* _Goal_:
Extract all lines containing "color".

* _Stored records_:

---+---

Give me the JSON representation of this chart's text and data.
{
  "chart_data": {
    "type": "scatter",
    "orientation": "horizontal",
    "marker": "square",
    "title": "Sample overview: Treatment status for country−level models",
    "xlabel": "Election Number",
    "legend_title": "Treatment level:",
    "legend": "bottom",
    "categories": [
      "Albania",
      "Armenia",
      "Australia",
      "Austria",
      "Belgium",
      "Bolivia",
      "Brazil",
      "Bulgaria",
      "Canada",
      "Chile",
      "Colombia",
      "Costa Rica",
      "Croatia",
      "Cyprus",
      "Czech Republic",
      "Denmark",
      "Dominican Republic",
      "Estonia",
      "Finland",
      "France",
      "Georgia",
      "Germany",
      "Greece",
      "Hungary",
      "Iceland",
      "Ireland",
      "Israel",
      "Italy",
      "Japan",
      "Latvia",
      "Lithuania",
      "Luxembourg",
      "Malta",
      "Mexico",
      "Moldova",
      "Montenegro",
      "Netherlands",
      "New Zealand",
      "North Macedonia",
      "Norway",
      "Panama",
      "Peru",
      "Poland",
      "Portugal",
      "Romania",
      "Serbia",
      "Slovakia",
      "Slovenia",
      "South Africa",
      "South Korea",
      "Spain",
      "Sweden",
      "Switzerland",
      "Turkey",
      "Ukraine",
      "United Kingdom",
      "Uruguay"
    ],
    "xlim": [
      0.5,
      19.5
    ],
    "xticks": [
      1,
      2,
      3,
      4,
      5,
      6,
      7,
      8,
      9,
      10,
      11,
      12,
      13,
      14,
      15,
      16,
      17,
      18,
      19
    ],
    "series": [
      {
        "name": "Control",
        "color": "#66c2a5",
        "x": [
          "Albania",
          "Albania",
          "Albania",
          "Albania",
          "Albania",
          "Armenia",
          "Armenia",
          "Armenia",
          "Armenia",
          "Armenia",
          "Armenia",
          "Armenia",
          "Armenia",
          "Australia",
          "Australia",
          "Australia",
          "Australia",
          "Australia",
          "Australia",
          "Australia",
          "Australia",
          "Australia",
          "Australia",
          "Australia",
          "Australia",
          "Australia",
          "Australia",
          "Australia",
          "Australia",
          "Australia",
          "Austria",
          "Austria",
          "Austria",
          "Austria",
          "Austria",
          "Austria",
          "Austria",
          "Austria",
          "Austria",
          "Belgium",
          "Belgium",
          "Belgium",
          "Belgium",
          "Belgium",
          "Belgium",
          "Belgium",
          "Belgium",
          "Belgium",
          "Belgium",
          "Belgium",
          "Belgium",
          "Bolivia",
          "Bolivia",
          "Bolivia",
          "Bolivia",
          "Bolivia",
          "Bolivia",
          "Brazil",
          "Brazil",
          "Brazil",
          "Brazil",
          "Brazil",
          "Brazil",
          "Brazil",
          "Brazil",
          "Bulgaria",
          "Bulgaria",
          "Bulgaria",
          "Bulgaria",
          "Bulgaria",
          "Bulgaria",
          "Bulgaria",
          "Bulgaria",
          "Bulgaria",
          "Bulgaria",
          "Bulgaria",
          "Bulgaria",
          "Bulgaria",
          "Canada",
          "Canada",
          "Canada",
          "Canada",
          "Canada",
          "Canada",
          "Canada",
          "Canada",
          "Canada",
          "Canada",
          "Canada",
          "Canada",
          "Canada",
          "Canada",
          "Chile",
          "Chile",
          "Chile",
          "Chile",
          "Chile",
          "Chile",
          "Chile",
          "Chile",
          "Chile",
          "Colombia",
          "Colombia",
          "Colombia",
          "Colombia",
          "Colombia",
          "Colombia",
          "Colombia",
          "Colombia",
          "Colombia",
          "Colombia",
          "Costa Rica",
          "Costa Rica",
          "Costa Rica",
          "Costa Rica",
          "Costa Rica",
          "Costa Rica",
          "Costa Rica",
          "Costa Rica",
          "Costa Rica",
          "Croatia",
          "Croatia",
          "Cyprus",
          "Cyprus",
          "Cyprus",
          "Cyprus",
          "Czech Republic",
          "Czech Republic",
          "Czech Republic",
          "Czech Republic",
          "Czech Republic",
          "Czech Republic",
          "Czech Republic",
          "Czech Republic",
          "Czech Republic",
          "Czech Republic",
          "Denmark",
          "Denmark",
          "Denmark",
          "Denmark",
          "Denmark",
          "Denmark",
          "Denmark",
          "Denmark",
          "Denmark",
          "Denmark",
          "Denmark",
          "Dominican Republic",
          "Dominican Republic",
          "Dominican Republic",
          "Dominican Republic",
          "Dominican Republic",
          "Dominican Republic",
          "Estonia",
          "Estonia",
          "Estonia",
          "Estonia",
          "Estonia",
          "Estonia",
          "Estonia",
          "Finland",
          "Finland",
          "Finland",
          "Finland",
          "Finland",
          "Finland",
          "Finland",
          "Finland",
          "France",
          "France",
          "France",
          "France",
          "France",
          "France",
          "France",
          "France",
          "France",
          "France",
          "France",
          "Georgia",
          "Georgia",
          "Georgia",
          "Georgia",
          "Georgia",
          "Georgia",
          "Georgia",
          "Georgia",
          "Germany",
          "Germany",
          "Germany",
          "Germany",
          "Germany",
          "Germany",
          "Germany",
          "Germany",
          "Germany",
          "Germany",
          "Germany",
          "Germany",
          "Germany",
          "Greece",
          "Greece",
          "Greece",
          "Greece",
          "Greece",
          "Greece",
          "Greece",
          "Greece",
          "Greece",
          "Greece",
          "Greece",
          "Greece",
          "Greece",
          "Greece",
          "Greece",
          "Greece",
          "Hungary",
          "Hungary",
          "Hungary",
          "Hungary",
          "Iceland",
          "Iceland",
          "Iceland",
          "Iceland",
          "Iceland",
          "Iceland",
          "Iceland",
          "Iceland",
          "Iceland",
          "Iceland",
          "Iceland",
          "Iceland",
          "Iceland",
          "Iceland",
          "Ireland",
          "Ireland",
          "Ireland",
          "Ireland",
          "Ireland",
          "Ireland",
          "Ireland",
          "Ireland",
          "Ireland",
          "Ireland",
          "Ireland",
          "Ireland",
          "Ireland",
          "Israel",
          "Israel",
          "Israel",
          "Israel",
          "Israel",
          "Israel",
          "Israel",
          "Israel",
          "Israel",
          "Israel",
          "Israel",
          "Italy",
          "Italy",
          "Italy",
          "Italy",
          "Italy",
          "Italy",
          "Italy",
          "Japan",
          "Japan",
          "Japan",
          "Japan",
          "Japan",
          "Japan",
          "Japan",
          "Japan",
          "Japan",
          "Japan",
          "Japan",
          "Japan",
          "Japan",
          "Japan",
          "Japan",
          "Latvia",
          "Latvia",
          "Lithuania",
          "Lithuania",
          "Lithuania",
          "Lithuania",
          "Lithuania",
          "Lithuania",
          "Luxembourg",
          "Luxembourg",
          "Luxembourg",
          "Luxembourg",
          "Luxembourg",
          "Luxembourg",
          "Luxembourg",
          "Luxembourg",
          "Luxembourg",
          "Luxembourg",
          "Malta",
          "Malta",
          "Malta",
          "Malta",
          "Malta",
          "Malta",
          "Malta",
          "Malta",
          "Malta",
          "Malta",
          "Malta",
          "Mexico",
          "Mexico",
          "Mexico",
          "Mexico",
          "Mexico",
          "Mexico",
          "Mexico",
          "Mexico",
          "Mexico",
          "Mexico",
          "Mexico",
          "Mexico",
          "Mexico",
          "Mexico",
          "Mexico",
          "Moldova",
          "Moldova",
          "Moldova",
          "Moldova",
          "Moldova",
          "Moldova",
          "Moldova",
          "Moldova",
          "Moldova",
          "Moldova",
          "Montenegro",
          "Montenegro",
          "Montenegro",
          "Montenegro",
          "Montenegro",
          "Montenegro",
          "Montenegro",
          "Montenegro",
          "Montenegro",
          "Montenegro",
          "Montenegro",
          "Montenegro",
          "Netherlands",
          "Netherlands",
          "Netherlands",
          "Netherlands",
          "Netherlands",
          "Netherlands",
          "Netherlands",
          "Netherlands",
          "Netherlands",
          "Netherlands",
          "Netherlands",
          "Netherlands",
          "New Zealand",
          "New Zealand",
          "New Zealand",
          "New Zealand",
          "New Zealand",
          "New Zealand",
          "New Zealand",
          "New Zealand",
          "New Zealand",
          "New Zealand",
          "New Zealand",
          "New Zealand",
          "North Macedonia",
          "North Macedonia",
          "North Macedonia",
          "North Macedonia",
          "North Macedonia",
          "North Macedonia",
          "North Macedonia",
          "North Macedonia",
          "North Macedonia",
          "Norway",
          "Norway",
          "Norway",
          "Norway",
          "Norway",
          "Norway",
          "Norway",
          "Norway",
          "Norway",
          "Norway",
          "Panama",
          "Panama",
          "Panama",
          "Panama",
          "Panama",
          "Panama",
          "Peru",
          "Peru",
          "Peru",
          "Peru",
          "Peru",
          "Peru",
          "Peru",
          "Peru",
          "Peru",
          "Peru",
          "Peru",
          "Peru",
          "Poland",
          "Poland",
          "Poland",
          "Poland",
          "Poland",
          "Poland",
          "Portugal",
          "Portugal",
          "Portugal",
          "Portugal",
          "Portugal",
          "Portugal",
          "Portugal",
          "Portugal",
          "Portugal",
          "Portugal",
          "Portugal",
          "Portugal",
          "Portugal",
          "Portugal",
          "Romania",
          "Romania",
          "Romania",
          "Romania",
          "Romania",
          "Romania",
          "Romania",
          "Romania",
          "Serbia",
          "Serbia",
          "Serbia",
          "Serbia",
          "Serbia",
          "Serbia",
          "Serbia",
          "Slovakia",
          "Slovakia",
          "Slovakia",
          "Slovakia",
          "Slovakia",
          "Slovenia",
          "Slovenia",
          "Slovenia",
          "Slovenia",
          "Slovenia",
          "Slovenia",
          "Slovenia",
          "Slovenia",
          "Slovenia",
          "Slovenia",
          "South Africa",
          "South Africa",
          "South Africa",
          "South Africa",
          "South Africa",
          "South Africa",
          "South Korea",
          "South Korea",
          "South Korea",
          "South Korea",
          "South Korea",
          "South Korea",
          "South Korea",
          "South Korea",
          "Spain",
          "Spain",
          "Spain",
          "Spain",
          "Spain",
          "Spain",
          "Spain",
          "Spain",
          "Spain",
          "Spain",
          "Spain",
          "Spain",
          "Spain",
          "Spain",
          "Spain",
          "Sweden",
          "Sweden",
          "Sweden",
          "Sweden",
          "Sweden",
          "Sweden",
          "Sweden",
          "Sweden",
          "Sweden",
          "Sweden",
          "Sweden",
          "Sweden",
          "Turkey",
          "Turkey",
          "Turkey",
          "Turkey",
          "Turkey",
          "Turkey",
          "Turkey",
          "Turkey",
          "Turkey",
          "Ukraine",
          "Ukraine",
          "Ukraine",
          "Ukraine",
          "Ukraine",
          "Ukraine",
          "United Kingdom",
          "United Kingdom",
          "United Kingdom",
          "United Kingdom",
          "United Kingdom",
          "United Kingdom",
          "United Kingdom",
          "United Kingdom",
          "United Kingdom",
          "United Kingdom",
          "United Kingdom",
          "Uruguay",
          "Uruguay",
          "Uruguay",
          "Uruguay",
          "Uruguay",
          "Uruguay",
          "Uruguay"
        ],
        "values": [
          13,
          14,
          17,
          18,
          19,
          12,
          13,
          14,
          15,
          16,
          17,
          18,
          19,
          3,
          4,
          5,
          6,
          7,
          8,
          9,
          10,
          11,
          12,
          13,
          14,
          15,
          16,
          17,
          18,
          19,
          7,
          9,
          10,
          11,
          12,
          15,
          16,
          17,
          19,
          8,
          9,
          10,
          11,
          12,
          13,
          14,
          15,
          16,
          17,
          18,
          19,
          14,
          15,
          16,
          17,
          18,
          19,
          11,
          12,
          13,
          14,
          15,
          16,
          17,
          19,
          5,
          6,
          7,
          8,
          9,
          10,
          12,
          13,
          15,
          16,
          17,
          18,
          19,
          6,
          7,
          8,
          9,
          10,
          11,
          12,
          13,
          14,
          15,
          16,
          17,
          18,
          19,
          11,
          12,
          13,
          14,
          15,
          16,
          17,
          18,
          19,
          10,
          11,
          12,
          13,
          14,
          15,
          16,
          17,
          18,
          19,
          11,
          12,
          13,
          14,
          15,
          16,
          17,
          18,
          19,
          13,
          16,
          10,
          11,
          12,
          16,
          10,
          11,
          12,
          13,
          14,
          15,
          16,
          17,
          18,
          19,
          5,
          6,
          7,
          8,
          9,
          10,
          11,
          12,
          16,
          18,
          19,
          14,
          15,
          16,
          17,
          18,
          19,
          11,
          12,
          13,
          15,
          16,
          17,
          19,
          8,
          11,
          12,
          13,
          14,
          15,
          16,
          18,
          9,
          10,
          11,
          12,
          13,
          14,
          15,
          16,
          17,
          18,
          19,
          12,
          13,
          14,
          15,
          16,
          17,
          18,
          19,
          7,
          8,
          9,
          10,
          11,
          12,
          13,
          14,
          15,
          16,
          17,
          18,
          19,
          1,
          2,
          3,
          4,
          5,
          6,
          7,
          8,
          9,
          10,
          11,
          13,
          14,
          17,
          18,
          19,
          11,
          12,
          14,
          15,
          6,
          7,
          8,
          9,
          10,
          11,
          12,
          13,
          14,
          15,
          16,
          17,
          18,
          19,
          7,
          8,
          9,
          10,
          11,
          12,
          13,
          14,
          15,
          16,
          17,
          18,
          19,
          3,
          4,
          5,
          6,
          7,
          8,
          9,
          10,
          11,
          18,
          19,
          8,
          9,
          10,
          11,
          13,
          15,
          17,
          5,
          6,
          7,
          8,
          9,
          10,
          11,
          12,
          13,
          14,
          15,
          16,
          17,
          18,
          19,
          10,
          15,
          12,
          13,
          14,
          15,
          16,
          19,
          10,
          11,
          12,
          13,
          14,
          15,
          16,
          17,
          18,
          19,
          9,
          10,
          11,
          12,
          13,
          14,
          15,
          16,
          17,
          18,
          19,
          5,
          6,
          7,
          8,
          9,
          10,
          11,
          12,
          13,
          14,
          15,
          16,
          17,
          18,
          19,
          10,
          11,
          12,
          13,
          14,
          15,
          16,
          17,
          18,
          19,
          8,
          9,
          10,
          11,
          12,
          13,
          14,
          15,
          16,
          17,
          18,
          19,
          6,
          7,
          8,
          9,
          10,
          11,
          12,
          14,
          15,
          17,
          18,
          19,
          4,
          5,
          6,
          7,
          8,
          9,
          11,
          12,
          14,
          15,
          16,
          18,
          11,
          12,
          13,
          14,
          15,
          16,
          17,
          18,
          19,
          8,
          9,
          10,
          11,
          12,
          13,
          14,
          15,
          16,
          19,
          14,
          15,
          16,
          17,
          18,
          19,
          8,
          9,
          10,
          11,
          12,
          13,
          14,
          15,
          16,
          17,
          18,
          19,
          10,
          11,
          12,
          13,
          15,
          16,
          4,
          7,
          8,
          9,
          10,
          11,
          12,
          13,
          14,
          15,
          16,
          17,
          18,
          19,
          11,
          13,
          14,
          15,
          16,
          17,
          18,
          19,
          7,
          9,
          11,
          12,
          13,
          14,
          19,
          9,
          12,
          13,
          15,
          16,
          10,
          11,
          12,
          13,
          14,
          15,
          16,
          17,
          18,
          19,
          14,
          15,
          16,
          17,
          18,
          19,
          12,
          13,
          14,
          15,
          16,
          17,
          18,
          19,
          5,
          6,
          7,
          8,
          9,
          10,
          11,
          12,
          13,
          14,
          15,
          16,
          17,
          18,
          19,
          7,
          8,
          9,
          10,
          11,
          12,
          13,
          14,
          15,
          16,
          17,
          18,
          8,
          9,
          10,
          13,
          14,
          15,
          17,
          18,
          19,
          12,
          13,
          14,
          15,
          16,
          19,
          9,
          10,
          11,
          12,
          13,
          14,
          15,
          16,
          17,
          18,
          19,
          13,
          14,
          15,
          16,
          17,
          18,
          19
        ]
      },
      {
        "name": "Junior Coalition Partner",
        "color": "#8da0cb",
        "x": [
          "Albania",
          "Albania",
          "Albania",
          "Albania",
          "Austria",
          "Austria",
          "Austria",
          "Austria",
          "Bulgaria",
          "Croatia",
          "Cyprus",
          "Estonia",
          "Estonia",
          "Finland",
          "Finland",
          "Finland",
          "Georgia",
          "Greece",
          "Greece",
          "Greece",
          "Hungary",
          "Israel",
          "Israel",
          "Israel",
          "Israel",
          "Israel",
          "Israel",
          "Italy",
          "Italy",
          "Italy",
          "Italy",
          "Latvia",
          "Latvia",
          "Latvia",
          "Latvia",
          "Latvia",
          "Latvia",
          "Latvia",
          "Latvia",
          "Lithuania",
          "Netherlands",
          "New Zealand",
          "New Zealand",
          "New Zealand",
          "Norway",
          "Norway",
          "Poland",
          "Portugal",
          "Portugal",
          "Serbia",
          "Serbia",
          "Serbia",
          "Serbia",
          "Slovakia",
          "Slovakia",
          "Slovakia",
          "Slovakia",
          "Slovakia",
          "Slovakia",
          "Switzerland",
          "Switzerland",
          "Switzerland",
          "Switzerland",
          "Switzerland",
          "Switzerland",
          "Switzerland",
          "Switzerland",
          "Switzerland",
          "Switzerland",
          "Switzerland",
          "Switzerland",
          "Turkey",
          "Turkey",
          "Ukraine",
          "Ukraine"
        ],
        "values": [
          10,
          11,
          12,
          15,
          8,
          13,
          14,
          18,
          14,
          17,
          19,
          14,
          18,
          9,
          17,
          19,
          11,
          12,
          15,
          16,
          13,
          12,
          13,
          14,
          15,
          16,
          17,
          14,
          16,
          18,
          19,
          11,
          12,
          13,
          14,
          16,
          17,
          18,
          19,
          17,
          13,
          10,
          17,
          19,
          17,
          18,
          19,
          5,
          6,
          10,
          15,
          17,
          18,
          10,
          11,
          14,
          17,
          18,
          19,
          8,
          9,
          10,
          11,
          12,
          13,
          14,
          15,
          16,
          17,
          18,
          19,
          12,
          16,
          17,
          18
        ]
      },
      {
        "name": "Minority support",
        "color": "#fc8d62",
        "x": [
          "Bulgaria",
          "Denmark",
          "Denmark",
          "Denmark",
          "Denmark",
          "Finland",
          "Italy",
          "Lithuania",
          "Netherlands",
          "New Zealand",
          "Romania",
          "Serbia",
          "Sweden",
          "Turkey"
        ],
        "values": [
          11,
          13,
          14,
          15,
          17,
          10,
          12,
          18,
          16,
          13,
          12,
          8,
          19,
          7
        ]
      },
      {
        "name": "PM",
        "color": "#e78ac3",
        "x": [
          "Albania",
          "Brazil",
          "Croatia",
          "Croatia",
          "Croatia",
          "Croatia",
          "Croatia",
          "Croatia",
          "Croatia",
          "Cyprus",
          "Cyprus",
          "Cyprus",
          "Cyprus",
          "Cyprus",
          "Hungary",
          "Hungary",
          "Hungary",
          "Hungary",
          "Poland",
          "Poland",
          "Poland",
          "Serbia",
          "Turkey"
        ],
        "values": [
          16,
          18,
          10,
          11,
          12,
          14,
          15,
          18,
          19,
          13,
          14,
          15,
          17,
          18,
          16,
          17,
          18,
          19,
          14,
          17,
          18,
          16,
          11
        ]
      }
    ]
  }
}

---+---

* _Correct output_:
        "color": "#66c2a5",
        "color": "#8da0cb",
        "color": "#fc8d62",
        "color": "#e78ac3",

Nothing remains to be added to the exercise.